─── DATASET ENTRIES ───

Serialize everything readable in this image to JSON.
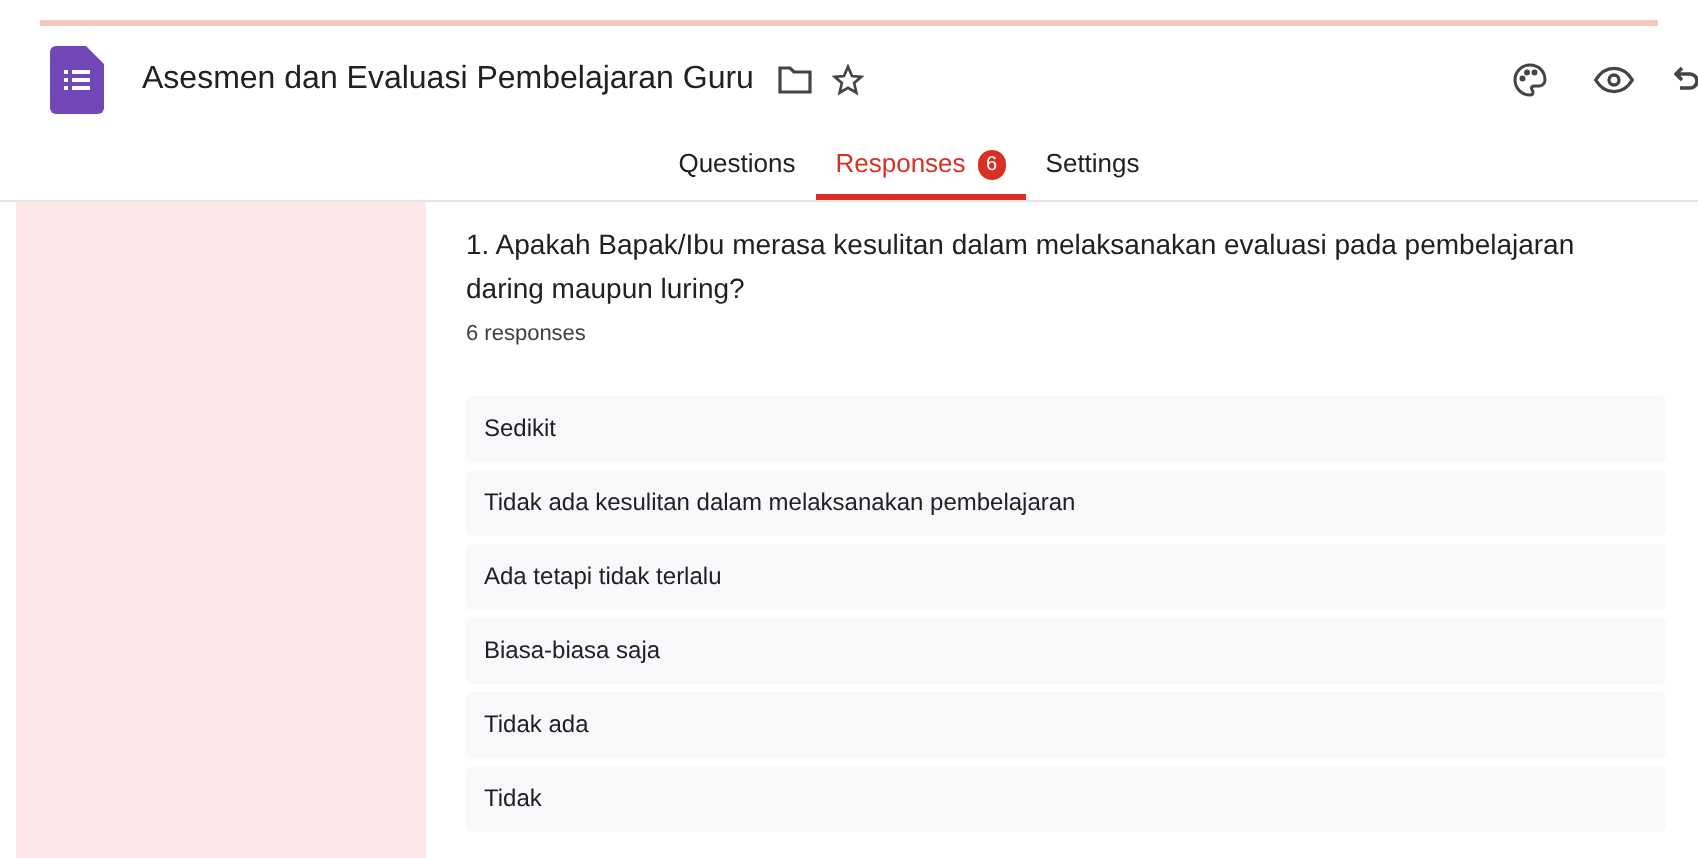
{
  "header": {
    "title": "Asesmen dan Evaluasi Pembelajaran Guru"
  },
  "tabs": [
    {
      "label": "Questions",
      "selected": false
    },
    {
      "label": "Responses",
      "selected": true,
      "badge": "6"
    },
    {
      "label": "Settings",
      "selected": false
    }
  ],
  "question": {
    "title": "1. Apakah Bapak/Ibu merasa kesulitan dalam melaksanakan evaluasi pada pembelajaran daring maupun luring?",
    "count": "6 responses",
    "answers": [
      "Sedikit",
      "Tidak ada kesulitan dalam melaksanakan pembelajaran",
      "Ada tetapi tidak terlalu",
      "Biasa-biasa saja",
      "Tidak ada",
      "Tidak"
    ]
  }
}
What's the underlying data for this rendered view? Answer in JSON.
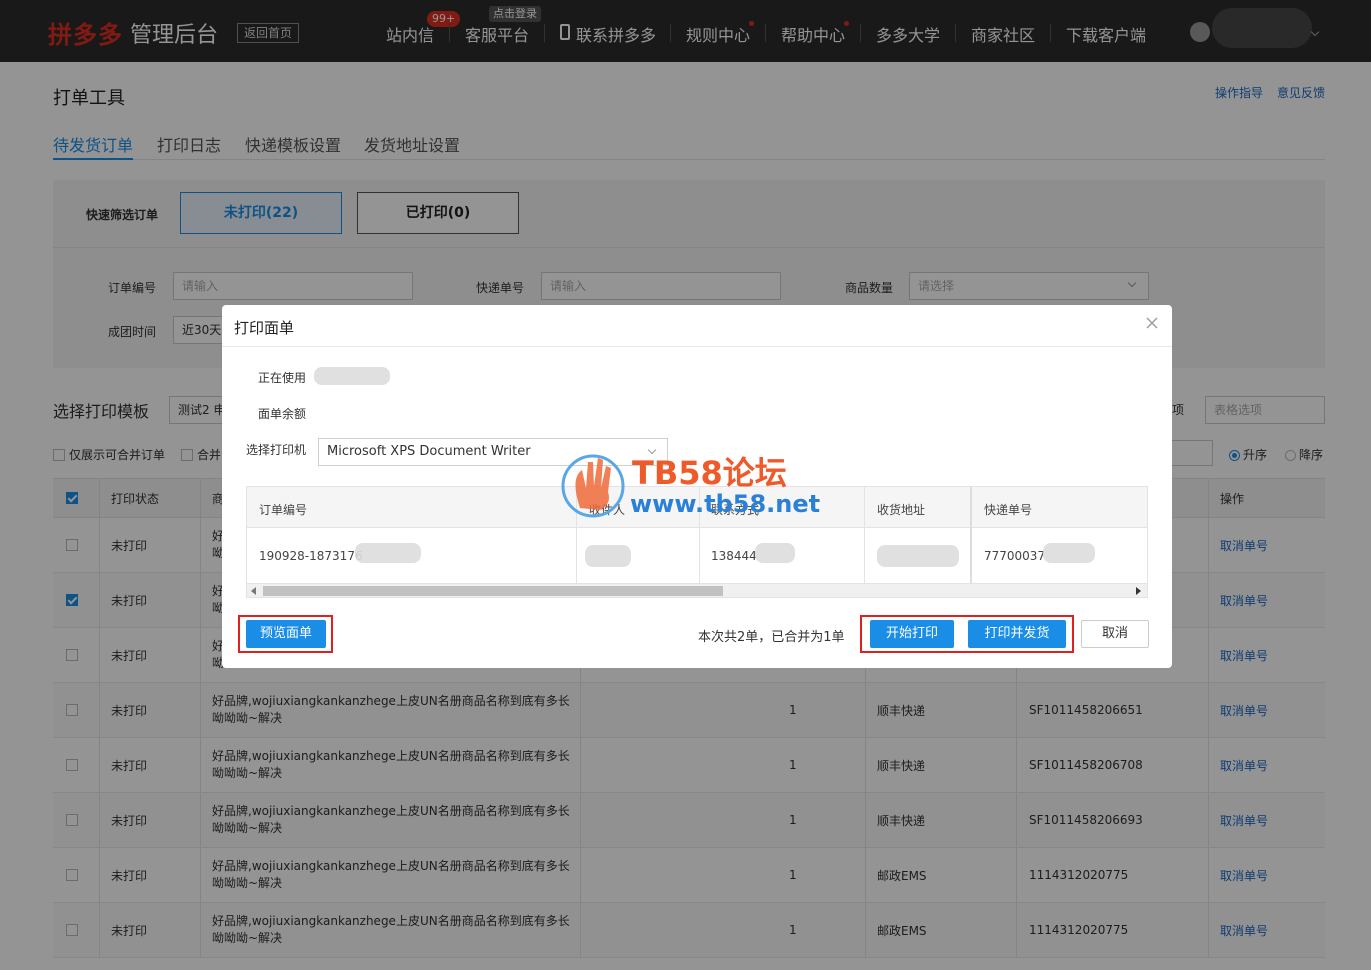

───

▶ [WHAT YOU SHOULD DO] Write out each entry exactly as given, omitting any picture.

▶ [SOLUTION]
Serialize everything readable in this image to JSON.
{
  "header": {
    "title": "Asesmen dan Evaluasi Pembelajaran Guru"
  },
  "tabs": [
    {
      "label": "Questions",
      "selected": false
    },
    {
      "label": "Responses",
      "selected": true,
      "badge": "6"
    },
    {
      "label": "Settings",
      "selected": false
    }
  ],
  "question": {
    "title": "1. Apakah Bapak/Ibu merasa kesulitan dalam melaksanakan evaluasi pada pembelajaran daring maupun luring?",
    "count": "6 responses",
    "answers": [
      "Sedikit",
      "Tidak ada kesulitan dalam melaksanakan pembelajaran",
      "Ada tetapi tidak terlalu",
      "Biasa-biasa saja",
      "Tidak ada",
      "Tidak"
    ]
  }
}
What's the underlying data for this rendered view? Answer in JSON.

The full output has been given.